TASK TO CARRY OUT = Retype all material exactly. Pictures stay out of the copy.

PROVIDED DATA =
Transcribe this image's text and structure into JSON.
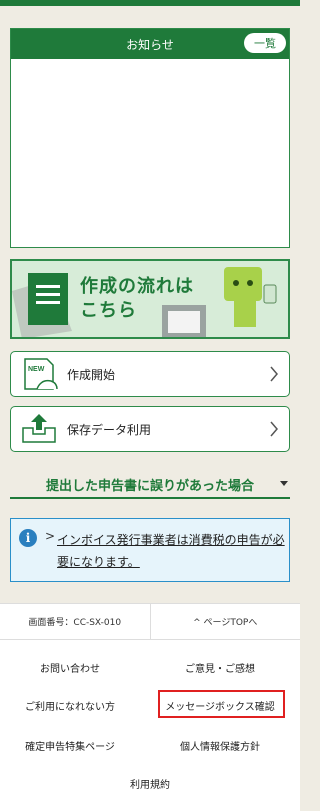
{
  "notice": {
    "title": "お知らせ",
    "list_button": "一覧"
  },
  "banner": {
    "line1": "作成の流れは",
    "line2": "こちら"
  },
  "actions": [
    {
      "label": "作成開始",
      "icon": "new-document-hand-icon"
    },
    {
      "label": "保存データ利用",
      "icon": "upload-tray-icon"
    }
  ],
  "mistake_section": {
    "title": "提出した申告書に誤りがあった場合"
  },
  "info": {
    "arrow": ">",
    "text": "インボイス発行事業者は消費税の申告が必要になります。"
  },
  "footer": {
    "screen_number": "画面番号：CC-SX-010",
    "page_top": "^ ページTOPへ",
    "links": {
      "inquiry": "お問い合わせ",
      "feedback": "ご意見・ご感想",
      "unavailable": "ご利用になれない方",
      "message_box": "メッセージボックス確認",
      "special_page": "確定申告特集ページ",
      "privacy": "個人情報保護方針",
      "terms": "利用規約"
    }
  },
  "colors": {
    "brand_green": "#1f7a3a",
    "info_blue": "#2a8fc9",
    "highlight_red": "#e02020"
  }
}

SOLUTION TO THE PROBLEM =
Transcribe this image's text and structure into JSON.
{
  "notice": {
    "title": "お知らせ",
    "list_button": "一覧"
  },
  "banner": {
    "line1": "作成の流れは",
    "line2": "こちら"
  },
  "actions": [
    {
      "label": "作成開始",
      "icon": "new-document-hand-icon"
    },
    {
      "label": "保存データ利用",
      "icon": "upload-tray-icon"
    }
  ],
  "mistake_section": {
    "title": "提出した申告書に誤りがあった場合"
  },
  "info": {
    "arrow": ">",
    "text": "インボイス発行事業者は消費税の申告が必要になります。"
  },
  "footer": {
    "screen_number": "画面番号：CC-SX-010",
    "page_top": "^ ページTOPへ",
    "links": {
      "inquiry": "お問い合わせ",
      "feedback": "ご意見・ご感想",
      "unavailable": "ご利用になれない方",
      "message_box": "メッセージボックス確認",
      "special_page": "確定申告特集ページ",
      "privacy": "個人情報保護方針",
      "terms": "利用規約"
    }
  },
  "colors": {
    "brand_green": "#1f7a3a",
    "info_blue": "#2a8fc9",
    "highlight_red": "#e02020"
  }
}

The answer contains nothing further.